> Objective
Every entry should be repeated exactly. Omit the pictures.

> Data for this exercise
----

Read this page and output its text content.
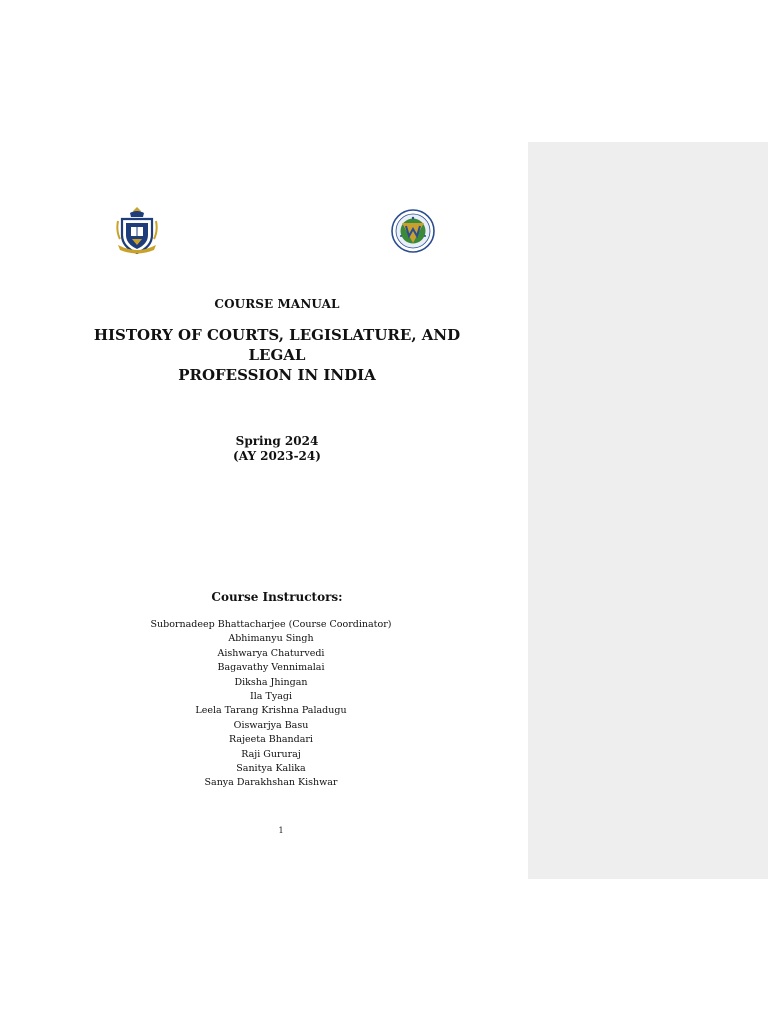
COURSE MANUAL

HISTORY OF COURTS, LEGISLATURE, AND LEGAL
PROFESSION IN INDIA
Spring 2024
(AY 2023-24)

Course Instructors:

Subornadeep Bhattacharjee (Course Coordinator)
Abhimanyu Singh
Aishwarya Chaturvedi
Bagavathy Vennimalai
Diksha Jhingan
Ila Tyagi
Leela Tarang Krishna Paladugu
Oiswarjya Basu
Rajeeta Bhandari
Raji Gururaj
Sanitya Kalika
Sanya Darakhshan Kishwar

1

----

> Response to this task
Read this page and output its text content.
COURSE MANUAL

HISTORY OF COURTS, LEGISLATURE, AND LEGAL
PROFESSION IN INDIA
Spring 2024
(AY 2023-24)

Course Instructors:

Subornadeep Bhattacharjee (Course Coordinator)
Abhimanyu Singh
Aishwarya Chaturvedi
Bagavathy Vennimalai
Diksha Jhingan
Ila Tyagi
Leela Tarang Krishna Paladugu
Oiswarjya Basu
Rajeeta Bhandari
Raji Gururaj
Sanitya Kalika
Sanya Darakhshan Kishwar

1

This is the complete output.